What is required:
Carry none of the pictures over; set down the material below exactly.

(Extracted data entries)
>> start

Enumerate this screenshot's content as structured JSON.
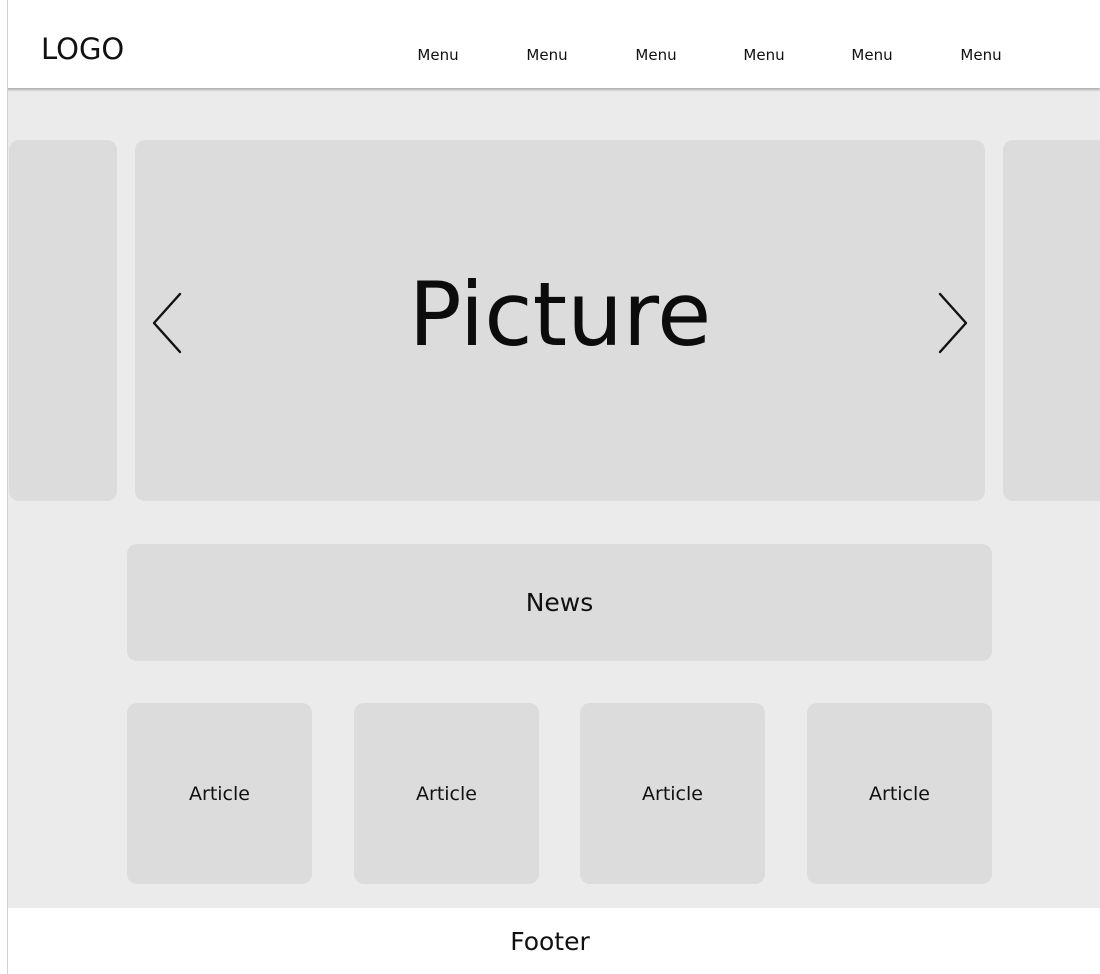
{
  "header": {
    "logo": "LOGO",
    "menu": [
      "Menu",
      "Menu",
      "Menu",
      "Menu",
      "Menu",
      "Menu"
    ]
  },
  "carousel": {
    "main_label": "Picture",
    "prev_icon": "chevron-left-icon",
    "next_icon": "chevron-right-icon"
  },
  "news": {
    "label": "News"
  },
  "articles": [
    "Article",
    "Article",
    "Article",
    "Article"
  ],
  "footer": {
    "label": "Footer"
  },
  "colors": {
    "page_background": "#ebebeb",
    "panel": "#dcdcdc",
    "header_footer": "#ffffff",
    "text": "#111111"
  }
}
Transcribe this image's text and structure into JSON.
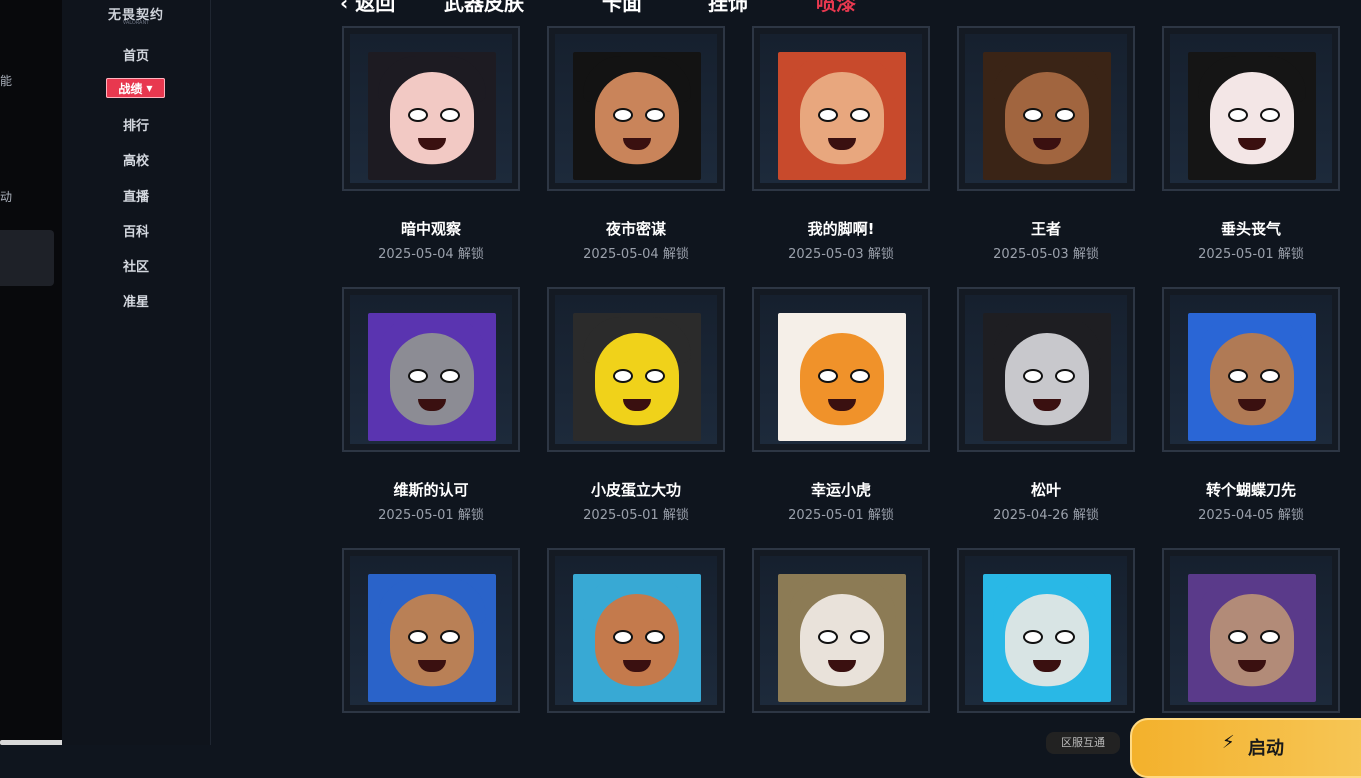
{
  "left_edge": {
    "text_1": "能",
    "text_2": "动"
  },
  "sidebar": {
    "logo": "无畏契约",
    "logo_sub": "VALORANT",
    "items": [
      "首页",
      "战绩",
      "排行",
      "高校",
      "直播",
      "百科",
      "社区",
      "准星"
    ],
    "active_index": 1
  },
  "topnav": {
    "back": "‹ 返回",
    "tabs": [
      "武器皮肤",
      "卡面",
      "挂饰",
      "喷漆"
    ],
    "active_tab": "喷漆",
    "active_color": "#e8384f"
  },
  "sprays": [
    {
      "name": "暗中观察",
      "date": "2025-05-04 解锁",
      "palette": [
        "#f2c9c4",
        "#1d1b22"
      ]
    },
    {
      "name": "夜市密谋",
      "date": "2025-05-04 解锁",
      "palette": [
        "#c9845a",
        "#131313"
      ]
    },
    {
      "name": "我的脚啊!",
      "date": "2025-05-03 解锁",
      "palette": [
        "#e8a77e",
        "#c84a2c"
      ]
    },
    {
      "name": "王者",
      "date": "2025-05-03 解锁",
      "palette": [
        "#a1653f",
        "#3a2416"
      ]
    },
    {
      "name": "垂头丧气",
      "date": "2025-05-01 解锁",
      "palette": [
        "#f3e6e6",
        "#151515"
      ]
    },
    {
      "name": "维斯的认可",
      "date": "2025-05-01 解锁",
      "palette": [
        "#8c8c94",
        "#5a34b0"
      ]
    },
    {
      "name": "小皮蛋立大功",
      "date": "2025-05-01 解锁",
      "palette": [
        "#f0d21a",
        "#2b2b2b"
      ]
    },
    {
      "name": "幸运小虎",
      "date": "2025-05-01 解锁",
      "palette": [
        "#f0922a",
        "#f5efe8"
      ]
    },
    {
      "name": "松叶",
      "date": "2025-04-26 解锁",
      "palette": [
        "#c8c8cc",
        "#1e1e22"
      ]
    },
    {
      "name": "转个蝴蝶刀先",
      "date": "2025-04-05 解锁",
      "palette": [
        "#b07a55",
        "#2a66d6"
      ]
    },
    {
      "name": "",
      "date": "",
      "palette": [
        "#b98056",
        "#2a63c9"
      ]
    },
    {
      "name": "",
      "date": "",
      "palette": [
        "#c47a4c",
        "#38a9d4"
      ]
    },
    {
      "name": "",
      "date": "",
      "palette": [
        "#e9e2da",
        "#8c7b55"
      ]
    },
    {
      "name": "",
      "date": "",
      "palette": [
        "#d8e4e4",
        "#29b8e6"
      ]
    },
    {
      "name": "",
      "date": "",
      "palette": [
        "#b28b78",
        "#5a3a8a"
      ]
    }
  ],
  "floating": {
    "server_pill": "区服互通",
    "start_button": "启动"
  }
}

>> end

Worked answer:
Enumerate this screenshot's content as structured JSON.
{
  "header": {
    "logo": "LOGO",
    "menu": [
      "Menu",
      "Menu",
      "Menu",
      "Menu",
      "Menu",
      "Menu"
    ]
  },
  "carousel": {
    "main_label": "Picture",
    "prev_icon": "chevron-left-icon",
    "next_icon": "chevron-right-icon"
  },
  "news": {
    "label": "News"
  },
  "articles": [
    "Article",
    "Article",
    "Article",
    "Article"
  ],
  "footer": {
    "label": "Footer"
  },
  "colors": {
    "page_background": "#ebebeb",
    "panel": "#dcdcdc",
    "header_footer": "#ffffff",
    "text": "#111111"
  }
}
Transcribe this image's text and structure into JSON.
{
  "left_edge": {
    "text_1": "能",
    "text_2": "动"
  },
  "sidebar": {
    "logo": "无畏契约",
    "logo_sub": "VALORANT",
    "items": [
      "首页",
      "战绩",
      "排行",
      "高校",
      "直播",
      "百科",
      "社区",
      "准星"
    ],
    "active_index": 1
  },
  "topnav": {
    "back": "‹ 返回",
    "tabs": [
      "武器皮肤",
      "卡面",
      "挂饰",
      "喷漆"
    ],
    "active_tab": "喷漆",
    "active_color": "#e8384f"
  },
  "sprays": [
    {
      "name": "暗中观察",
      "date": "2025-05-04 解锁",
      "palette": [
        "#f2c9c4",
        "#1d1b22"
      ]
    },
    {
      "name": "夜市密谋",
      "date": "2025-05-04 解锁",
      "palette": [
        "#c9845a",
        "#131313"
      ]
    },
    {
      "name": "我的脚啊!",
      "date": "2025-05-03 解锁",
      "palette": [
        "#e8a77e",
        "#c84a2c"
      ]
    },
    {
      "name": "王者",
      "date": "2025-05-03 解锁",
      "palette": [
        "#a1653f",
        "#3a2416"
      ]
    },
    {
      "name": "垂头丧气",
      "date": "2025-05-01 解锁",
      "palette": [
        "#f3e6e6",
        "#151515"
      ]
    },
    {
      "name": "维斯的认可",
      "date": "2025-05-01 解锁",
      "palette": [
        "#8c8c94",
        "#5a34b0"
      ]
    },
    {
      "name": "小皮蛋立大功",
      "date": "2025-05-01 解锁",
      "palette": [
        "#f0d21a",
        "#2b2b2b"
      ]
    },
    {
      "name": "幸运小虎",
      "date": "2025-05-01 解锁",
      "palette": [
        "#f0922a",
        "#f5efe8"
      ]
    },
    {
      "name": "松叶",
      "date": "2025-04-26 解锁",
      "palette": [
        "#c8c8cc",
        "#1e1e22"
      ]
    },
    {
      "name": "转个蝴蝶刀先",
      "date": "2025-04-05 解锁",
      "palette": [
        "#b07a55",
        "#2a66d6"
      ]
    },
    {
      "name": "",
      "date": "",
      "palette": [
        "#b98056",
        "#2a63c9"
      ]
    },
    {
      "name": "",
      "date": "",
      "palette": [
        "#c47a4c",
        "#38a9d4"
      ]
    },
    {
      "name": "",
      "date": "",
      "palette": [
        "#e9e2da",
        "#8c7b55"
      ]
    },
    {
      "name": "",
      "date": "",
      "palette": [
        "#d8e4e4",
        "#29b8e6"
      ]
    },
    {
      "name": "",
      "date": "",
      "palette": [
        "#b28b78",
        "#5a3a8a"
      ]
    }
  ],
  "floating": {
    "server_pill": "区服互通",
    "start_button": "启动"
  }
}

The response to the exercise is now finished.